## start Excerpted data

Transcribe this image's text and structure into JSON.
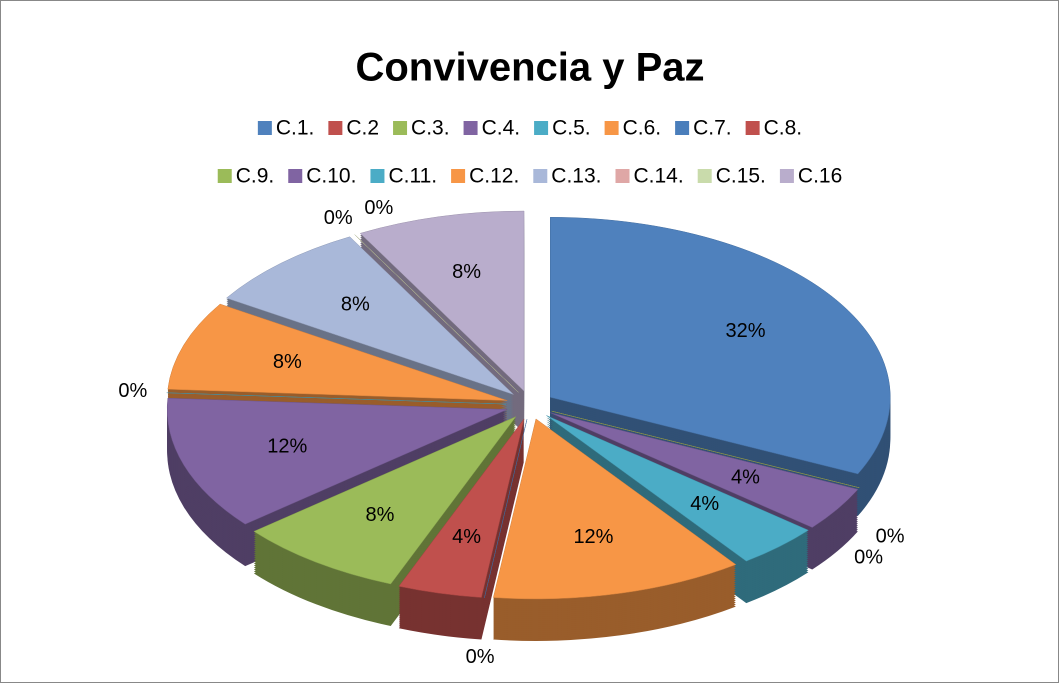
{
  "chart_data": {
    "type": "pie",
    "title": "Convivencia y Paz",
    "categories": [
      "C.1.",
      "C.2",
      "C.3.",
      "C.4.",
      "C.5.",
      "C.6.",
      "C.7.",
      "C.8.",
      "C.9.",
      "C.10.",
      "C.11.",
      "C.12.",
      "C.13.",
      "C.14.",
      "C.15.",
      "C.16"
    ],
    "values": [
      32,
      0,
      0,
      4,
      4,
      12,
      0,
      4,
      8,
      12,
      0,
      8,
      8,
      0,
      0,
      8
    ],
    "value_labels": [
      "32%",
      "0%",
      "0%",
      "4%",
      "4%",
      "12%",
      "0%",
      "4%",
      "8%",
      "12%",
      "0%",
      "8%",
      "8%",
      "0%",
      "0%",
      "8%"
    ],
    "colors": [
      "#4f81bd",
      "#c0504d",
      "#9bbb59",
      "#8064a2",
      "#4bacc6",
      "#f79646",
      "#4a7ebb",
      "#c0504d",
      "#9bbb59",
      "#8064a2",
      "#4bacc6",
      "#f79646",
      "#a9b8d9",
      "#dfa7a6",
      "#c9dbab",
      "#b9adcc"
    ],
    "legend": "top"
  }
}
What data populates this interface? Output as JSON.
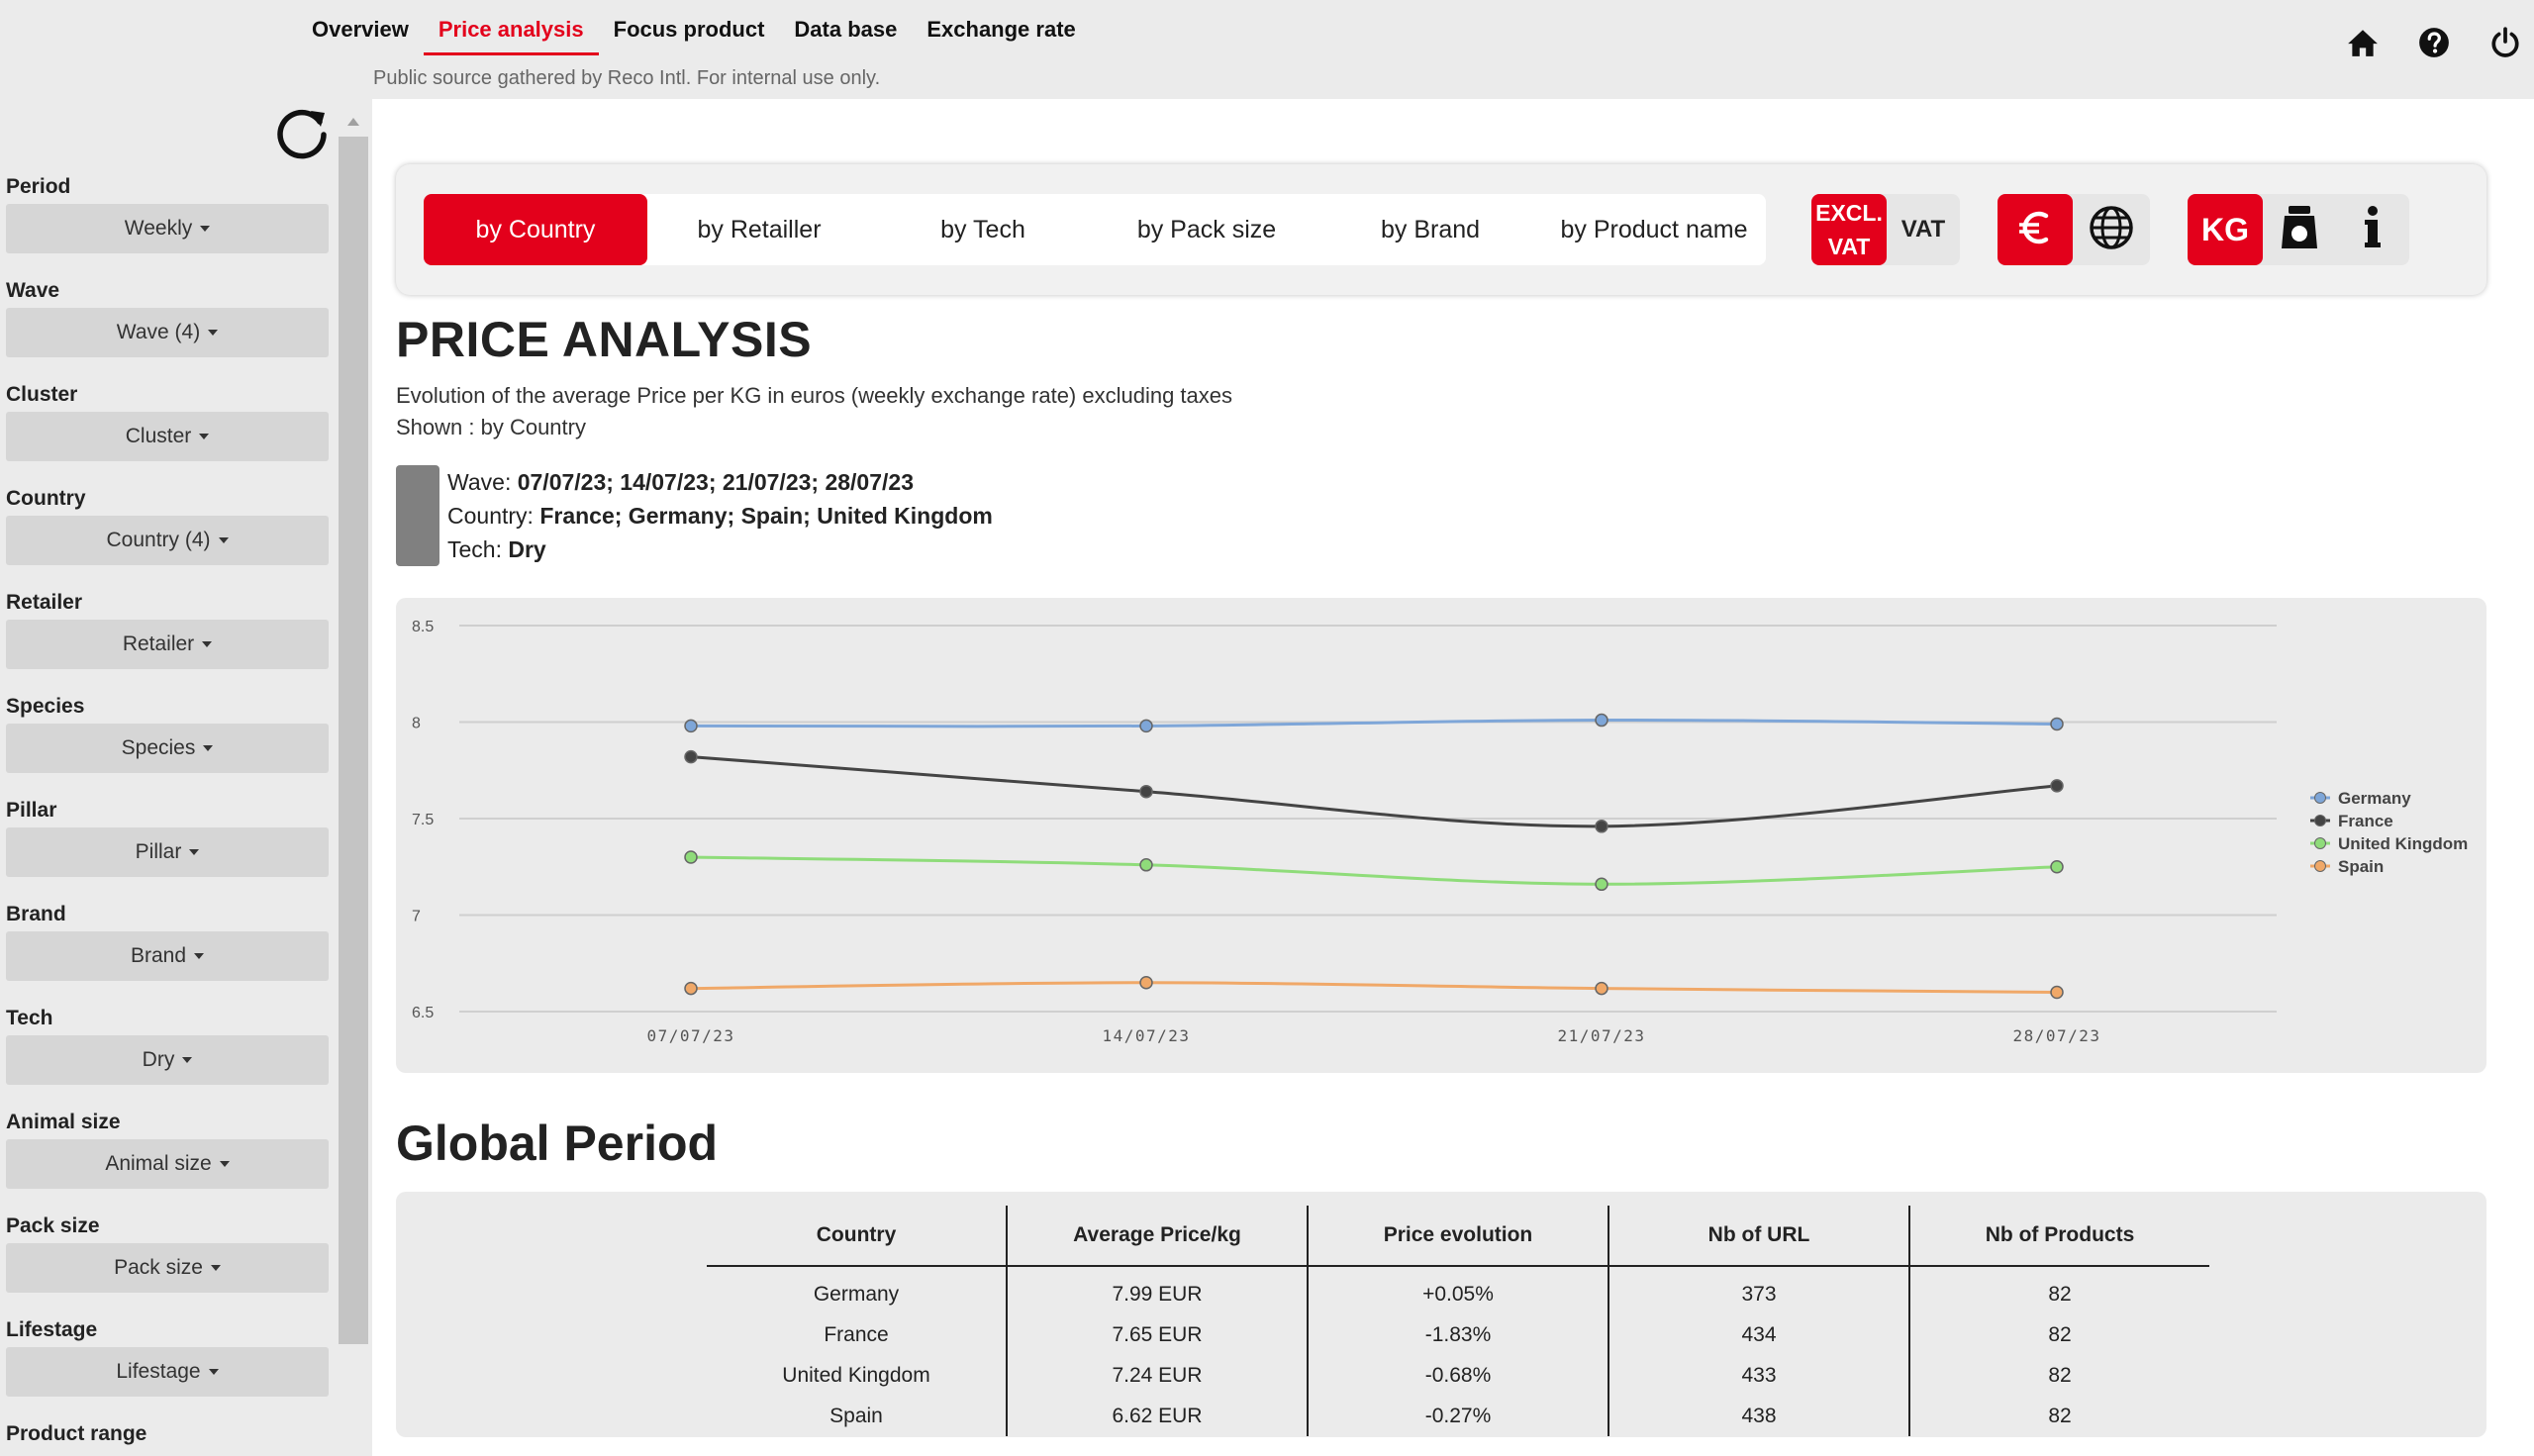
{
  "nav": {
    "tabs": [
      "Overview",
      "Price analysis",
      "Focus product",
      "Data base",
      "Exchange rate"
    ],
    "active": "Price analysis",
    "subtitle": "Public source gathered by Reco Intl. For internal use only."
  },
  "top_icons": [
    "home-icon",
    "help-icon",
    "power-icon"
  ],
  "sidebar": {
    "filters": [
      {
        "label": "Period",
        "value": "Weekly"
      },
      {
        "label": "Wave",
        "value": "Wave (4)"
      },
      {
        "label": "Cluster",
        "value": "Cluster"
      },
      {
        "label": "Country",
        "value": "Country (4)"
      },
      {
        "label": "Retailer",
        "value": "Retailer"
      },
      {
        "label": "Species",
        "value": "Species"
      },
      {
        "label": "Pillar",
        "value": "Pillar"
      },
      {
        "label": "Brand",
        "value": "Brand"
      },
      {
        "label": "Tech",
        "value": "Dry"
      },
      {
        "label": "Animal size",
        "value": "Animal size"
      },
      {
        "label": "Pack size",
        "value": "Pack size"
      },
      {
        "label": "Lifestage",
        "value": "Lifestage"
      }
    ],
    "last_label": "Product range"
  },
  "toolbar": {
    "tabs": [
      "by Country",
      "by Retailler",
      "by Tech",
      "by Pack size",
      "by Brand",
      "by Product name"
    ],
    "active": "by Country",
    "vat": {
      "excl_line1": "EXCL.",
      "excl_line2": "VAT",
      "vat": "VAT"
    },
    "currency_icons": [
      "euro-icon",
      "globe-icon"
    ],
    "unit": {
      "kg": "KG",
      "icons": [
        "pack-icon",
        "info-icon"
      ]
    }
  },
  "page": {
    "title": "PRICE ANALYSIS",
    "description": "Evolution of the average Price per KG in euros (weekly exchange rate) excluding taxes",
    "shown": "Shown : by Country",
    "info": {
      "wave_label": "Wave: ",
      "wave_value": "07/07/23; 14/07/23; 21/07/23; 28/07/23",
      "country_label": "Country: ",
      "country_value": "France; Germany; Spain; United Kingdom",
      "tech_label": "Tech: ",
      "tech_value": "Dry"
    }
  },
  "chart_data": {
    "type": "line",
    "title": "",
    "xlabel": "",
    "ylabel": "",
    "categories": [
      "07/07/23",
      "14/07/23",
      "21/07/23",
      "28/07/23"
    ],
    "ylim": [
      6.5,
      8.5
    ],
    "yticks": [
      "8.5",
      "8",
      "7.5",
      "7",
      "6.5"
    ],
    "grid": true,
    "legend": "right",
    "series": [
      {
        "name": "Germany",
        "color": "#7ea6d8",
        "values": [
          7.98,
          7.98,
          8.01,
          7.99
        ]
      },
      {
        "name": "France",
        "color": "#444444",
        "values": [
          7.82,
          7.64,
          7.46,
          7.67
        ]
      },
      {
        "name": "United Kingdom",
        "color": "#8fdc7a",
        "values": [
          7.3,
          7.26,
          7.16,
          7.25
        ]
      },
      {
        "name": "Spain",
        "color": "#f0a868",
        "values": [
          6.62,
          6.65,
          6.62,
          6.6
        ]
      }
    ]
  },
  "global_period": {
    "title": "Global Period",
    "headers": [
      "Country",
      "Average Price/kg",
      "Price evolution",
      "Nb of URL",
      "Nb of Products"
    ],
    "rows": [
      [
        "Germany",
        "7.99 EUR",
        "+0.05%",
        "373",
        "82"
      ],
      [
        "France",
        "7.65 EUR",
        "-1.83%",
        "434",
        "82"
      ],
      [
        "United Kingdom",
        "7.24 EUR",
        "-0.68%",
        "433",
        "82"
      ],
      [
        "Spain",
        "6.62 EUR",
        "-0.27%",
        "438",
        "82"
      ]
    ]
  },
  "colors": {
    "accent": "#e3001b"
  }
}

## end Excerpted data

§ **Exercise goal**: Please write out all of the material above without changing a word, and omit any pictures.

§ **Response for this exercise**:
Transcribe this image's text and structure into JSON.
{
  "chart_data": {
    "type": "pie",
    "title": "Convivencia y Paz",
    "categories": [
      "C.1.",
      "C.2",
      "C.3.",
      "C.4.",
      "C.5.",
      "C.6.",
      "C.7.",
      "C.8.",
      "C.9.",
      "C.10.",
      "C.11.",
      "C.12.",
      "C.13.",
      "C.14.",
      "C.15.",
      "C.16"
    ],
    "values": [
      32,
      0,
      0,
      4,
      4,
      12,
      0,
      4,
      8,
      12,
      0,
      8,
      8,
      0,
      0,
      8
    ],
    "value_labels": [
      "32%",
      "0%",
      "0%",
      "4%",
      "4%",
      "12%",
      "0%",
      "4%",
      "8%",
      "12%",
      "0%",
      "8%",
      "8%",
      "0%",
      "0%",
      "8%"
    ],
    "colors": [
      "#4f81bd",
      "#c0504d",
      "#9bbb59",
      "#8064a2",
      "#4bacc6",
      "#f79646",
      "#4a7ebb",
      "#c0504d",
      "#9bbb59",
      "#8064a2",
      "#4bacc6",
      "#f79646",
      "#a9b8d9",
      "#dfa7a6",
      "#c9dbab",
      "#b9adcc"
    ],
    "legend": "top"
  }
}
What data populates this interface? Output as JSON.
{
  "nav": {
    "tabs": [
      "Overview",
      "Price analysis",
      "Focus product",
      "Data base",
      "Exchange rate"
    ],
    "active": "Price analysis",
    "subtitle": "Public source gathered by Reco Intl. For internal use only."
  },
  "top_icons": [
    "home-icon",
    "help-icon",
    "power-icon"
  ],
  "sidebar": {
    "filters": [
      {
        "label": "Period",
        "value": "Weekly"
      },
      {
        "label": "Wave",
        "value": "Wave (4)"
      },
      {
        "label": "Cluster",
        "value": "Cluster"
      },
      {
        "label": "Country",
        "value": "Country (4)"
      },
      {
        "label": "Retailer",
        "value": "Retailer"
      },
      {
        "label": "Species",
        "value": "Species"
      },
      {
        "label": "Pillar",
        "value": "Pillar"
      },
      {
        "label": "Brand",
        "value": "Brand"
      },
      {
        "label": "Tech",
        "value": "Dry"
      },
      {
        "label": "Animal size",
        "value": "Animal size"
      },
      {
        "label": "Pack size",
        "value": "Pack size"
      },
      {
        "label": "Lifestage",
        "value": "Lifestage"
      }
    ],
    "last_label": "Product range"
  },
  "toolbar": {
    "tabs": [
      "by Country",
      "by Retailler",
      "by Tech",
      "by Pack size",
      "by Brand",
      "by Product name"
    ],
    "active": "by Country",
    "vat": {
      "excl_line1": "EXCL.",
      "excl_line2": "VAT",
      "vat": "VAT"
    },
    "currency_icons": [
      "euro-icon",
      "globe-icon"
    ],
    "unit": {
      "kg": "KG",
      "icons": [
        "pack-icon",
        "info-icon"
      ]
    }
  },
  "page": {
    "title": "PRICE ANALYSIS",
    "description": "Evolution of the average Price per KG in euros (weekly exchange rate) excluding taxes",
    "shown": "Shown : by Country",
    "info": {
      "wave_label": "Wave: ",
      "wave_value": "07/07/23; 14/07/23; 21/07/23; 28/07/23",
      "country_label": "Country: ",
      "country_value": "France; Germany; Spain; United Kingdom",
      "tech_label": "Tech: ",
      "tech_value": "Dry"
    }
  },
  "chart_data": {
    "type": "line",
    "title": "",
    "xlabel": "",
    "ylabel": "",
    "categories": [
      "07/07/23",
      "14/07/23",
      "21/07/23",
      "28/07/23"
    ],
    "ylim": [
      6.5,
      8.5
    ],
    "yticks": [
      "8.5",
      "8",
      "7.5",
      "7",
      "6.5"
    ],
    "grid": true,
    "legend": "right",
    "series": [
      {
        "name": "Germany",
        "color": "#7ea6d8",
        "values": [
          7.98,
          7.98,
          8.01,
          7.99
        ]
      },
      {
        "name": "France",
        "color": "#444444",
        "values": [
          7.82,
          7.64,
          7.46,
          7.67
        ]
      },
      {
        "name": "United Kingdom",
        "color": "#8fdc7a",
        "values": [
          7.3,
          7.26,
          7.16,
          7.25
        ]
      },
      {
        "name": "Spain",
        "color": "#f0a868",
        "values": [
          6.62,
          6.65,
          6.62,
          6.6
        ]
      }
    ]
  },
  "global_period": {
    "title": "Global Period",
    "headers": [
      "Country",
      "Average Price/kg",
      "Price evolution",
      "Nb of URL",
      "Nb of Products"
    ],
    "rows": [
      [
        "Germany",
        "7.99 EUR",
        "+0.05%",
        "373",
        "82"
      ],
      [
        "France",
        "7.65 EUR",
        "-1.83%",
        "434",
        "82"
      ],
      [
        "United Kingdom",
        "7.24 EUR",
        "-0.68%",
        "433",
        "82"
      ],
      [
        "Spain",
        "6.62 EUR",
        "-0.27%",
        "438",
        "82"
      ]
    ]
  },
  "colors": {
    "accent": "#e3001b"
  }
}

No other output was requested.